■ TASK PROMPT ■
Every line containing the word "gsma" needs to be found and copied.

■ SOURCE MATERIAL ■
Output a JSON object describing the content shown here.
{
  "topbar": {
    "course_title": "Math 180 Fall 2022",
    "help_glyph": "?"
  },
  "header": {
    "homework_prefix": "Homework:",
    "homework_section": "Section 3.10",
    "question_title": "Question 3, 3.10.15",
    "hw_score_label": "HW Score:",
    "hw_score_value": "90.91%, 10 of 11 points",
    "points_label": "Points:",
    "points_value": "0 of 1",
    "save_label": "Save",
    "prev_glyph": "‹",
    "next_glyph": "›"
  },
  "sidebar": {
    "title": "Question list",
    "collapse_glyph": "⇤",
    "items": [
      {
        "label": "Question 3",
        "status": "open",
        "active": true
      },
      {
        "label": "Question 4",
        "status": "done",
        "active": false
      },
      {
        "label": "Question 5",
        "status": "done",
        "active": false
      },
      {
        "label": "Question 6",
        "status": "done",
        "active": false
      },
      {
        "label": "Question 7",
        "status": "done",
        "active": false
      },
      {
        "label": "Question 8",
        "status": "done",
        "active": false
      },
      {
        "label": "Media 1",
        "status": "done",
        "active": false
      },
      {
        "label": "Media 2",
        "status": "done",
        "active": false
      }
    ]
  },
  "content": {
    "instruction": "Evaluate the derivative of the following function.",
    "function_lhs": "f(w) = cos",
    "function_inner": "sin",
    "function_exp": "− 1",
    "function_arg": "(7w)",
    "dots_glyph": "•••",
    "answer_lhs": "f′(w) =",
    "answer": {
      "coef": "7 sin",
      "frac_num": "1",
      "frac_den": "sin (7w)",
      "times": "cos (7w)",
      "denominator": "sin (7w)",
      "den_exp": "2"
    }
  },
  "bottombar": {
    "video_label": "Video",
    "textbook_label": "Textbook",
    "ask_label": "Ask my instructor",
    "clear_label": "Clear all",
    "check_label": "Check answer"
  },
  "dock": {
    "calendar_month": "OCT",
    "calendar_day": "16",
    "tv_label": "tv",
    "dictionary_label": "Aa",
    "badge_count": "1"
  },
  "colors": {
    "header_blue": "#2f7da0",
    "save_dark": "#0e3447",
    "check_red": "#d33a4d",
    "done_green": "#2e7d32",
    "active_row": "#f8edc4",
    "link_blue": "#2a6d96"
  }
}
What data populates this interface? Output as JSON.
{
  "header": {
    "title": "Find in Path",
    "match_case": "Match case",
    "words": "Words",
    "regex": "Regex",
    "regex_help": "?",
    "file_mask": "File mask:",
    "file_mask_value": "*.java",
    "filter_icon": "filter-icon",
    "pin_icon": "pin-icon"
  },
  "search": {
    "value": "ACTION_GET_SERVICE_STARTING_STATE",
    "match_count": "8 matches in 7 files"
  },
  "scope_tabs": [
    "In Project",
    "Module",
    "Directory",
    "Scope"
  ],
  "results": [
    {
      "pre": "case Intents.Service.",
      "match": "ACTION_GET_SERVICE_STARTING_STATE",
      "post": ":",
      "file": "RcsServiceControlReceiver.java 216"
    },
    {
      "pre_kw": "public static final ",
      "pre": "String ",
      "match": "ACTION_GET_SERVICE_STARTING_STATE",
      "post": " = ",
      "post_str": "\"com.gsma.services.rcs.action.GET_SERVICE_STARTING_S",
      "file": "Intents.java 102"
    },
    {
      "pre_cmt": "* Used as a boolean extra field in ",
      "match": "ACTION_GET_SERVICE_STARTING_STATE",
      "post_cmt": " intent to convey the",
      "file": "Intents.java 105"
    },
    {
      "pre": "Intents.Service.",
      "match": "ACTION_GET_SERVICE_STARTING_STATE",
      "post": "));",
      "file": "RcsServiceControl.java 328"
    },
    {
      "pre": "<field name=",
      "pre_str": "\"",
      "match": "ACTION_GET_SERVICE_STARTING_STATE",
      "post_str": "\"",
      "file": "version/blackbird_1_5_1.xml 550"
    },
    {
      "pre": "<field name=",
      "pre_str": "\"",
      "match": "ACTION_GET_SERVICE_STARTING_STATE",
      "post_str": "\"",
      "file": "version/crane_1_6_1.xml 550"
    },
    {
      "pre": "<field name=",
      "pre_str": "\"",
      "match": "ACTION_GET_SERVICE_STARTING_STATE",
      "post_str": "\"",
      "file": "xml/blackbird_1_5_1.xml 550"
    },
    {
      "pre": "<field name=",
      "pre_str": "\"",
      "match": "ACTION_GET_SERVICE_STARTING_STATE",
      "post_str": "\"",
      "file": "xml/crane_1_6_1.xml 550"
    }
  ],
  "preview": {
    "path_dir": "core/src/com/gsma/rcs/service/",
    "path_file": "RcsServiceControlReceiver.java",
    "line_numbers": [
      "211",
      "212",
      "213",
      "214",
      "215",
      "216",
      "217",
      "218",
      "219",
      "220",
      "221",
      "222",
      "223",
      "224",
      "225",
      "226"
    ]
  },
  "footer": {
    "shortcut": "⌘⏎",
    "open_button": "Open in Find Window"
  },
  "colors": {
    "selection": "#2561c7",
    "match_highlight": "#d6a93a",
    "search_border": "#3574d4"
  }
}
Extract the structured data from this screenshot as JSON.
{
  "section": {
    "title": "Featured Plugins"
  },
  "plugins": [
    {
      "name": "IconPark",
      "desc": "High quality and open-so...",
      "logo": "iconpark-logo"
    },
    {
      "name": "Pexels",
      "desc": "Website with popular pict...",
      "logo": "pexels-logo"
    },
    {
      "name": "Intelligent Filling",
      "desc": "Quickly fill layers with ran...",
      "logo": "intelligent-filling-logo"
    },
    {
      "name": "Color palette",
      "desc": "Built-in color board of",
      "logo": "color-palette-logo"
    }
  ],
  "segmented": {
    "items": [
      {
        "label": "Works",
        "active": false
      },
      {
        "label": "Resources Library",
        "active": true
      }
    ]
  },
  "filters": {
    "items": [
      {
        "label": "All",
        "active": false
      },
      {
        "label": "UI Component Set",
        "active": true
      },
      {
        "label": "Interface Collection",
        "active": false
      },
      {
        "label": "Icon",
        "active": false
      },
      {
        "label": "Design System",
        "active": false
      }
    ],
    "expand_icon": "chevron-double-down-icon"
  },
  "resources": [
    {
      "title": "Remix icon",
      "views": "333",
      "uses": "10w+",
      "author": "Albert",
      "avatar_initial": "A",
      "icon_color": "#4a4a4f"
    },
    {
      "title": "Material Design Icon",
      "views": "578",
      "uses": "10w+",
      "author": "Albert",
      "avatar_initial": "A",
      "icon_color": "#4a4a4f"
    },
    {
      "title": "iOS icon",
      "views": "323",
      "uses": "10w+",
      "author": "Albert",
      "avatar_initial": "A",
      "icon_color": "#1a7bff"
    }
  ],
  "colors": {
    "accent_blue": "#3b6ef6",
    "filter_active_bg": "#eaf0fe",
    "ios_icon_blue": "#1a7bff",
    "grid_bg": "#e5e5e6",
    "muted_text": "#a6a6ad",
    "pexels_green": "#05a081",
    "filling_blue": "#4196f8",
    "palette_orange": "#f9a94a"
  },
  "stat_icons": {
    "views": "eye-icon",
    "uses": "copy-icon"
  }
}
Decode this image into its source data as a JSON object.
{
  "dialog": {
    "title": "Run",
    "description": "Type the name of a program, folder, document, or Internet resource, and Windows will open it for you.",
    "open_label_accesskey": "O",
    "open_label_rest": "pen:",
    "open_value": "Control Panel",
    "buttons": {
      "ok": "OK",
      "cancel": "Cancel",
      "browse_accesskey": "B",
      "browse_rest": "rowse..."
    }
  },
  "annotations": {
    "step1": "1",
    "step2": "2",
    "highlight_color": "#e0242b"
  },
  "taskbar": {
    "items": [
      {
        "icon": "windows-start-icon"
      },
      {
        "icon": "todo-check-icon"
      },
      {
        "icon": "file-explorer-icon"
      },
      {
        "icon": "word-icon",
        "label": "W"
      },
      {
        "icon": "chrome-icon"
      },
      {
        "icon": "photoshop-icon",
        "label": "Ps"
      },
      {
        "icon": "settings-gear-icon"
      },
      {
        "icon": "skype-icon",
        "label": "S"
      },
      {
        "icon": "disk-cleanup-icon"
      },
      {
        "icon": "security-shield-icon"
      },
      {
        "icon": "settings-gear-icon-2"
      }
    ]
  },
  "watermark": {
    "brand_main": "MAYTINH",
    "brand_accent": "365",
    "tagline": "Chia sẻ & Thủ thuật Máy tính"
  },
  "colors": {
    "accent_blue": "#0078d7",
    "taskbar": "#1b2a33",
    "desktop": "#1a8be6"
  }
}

■ TASK RESULT ■
      "post_str": "\"com.gsma.services.rcs.action.GET_SERVICE_STARTING_S",
    "path_dir": "core/src/com/gsma/rcs/service/",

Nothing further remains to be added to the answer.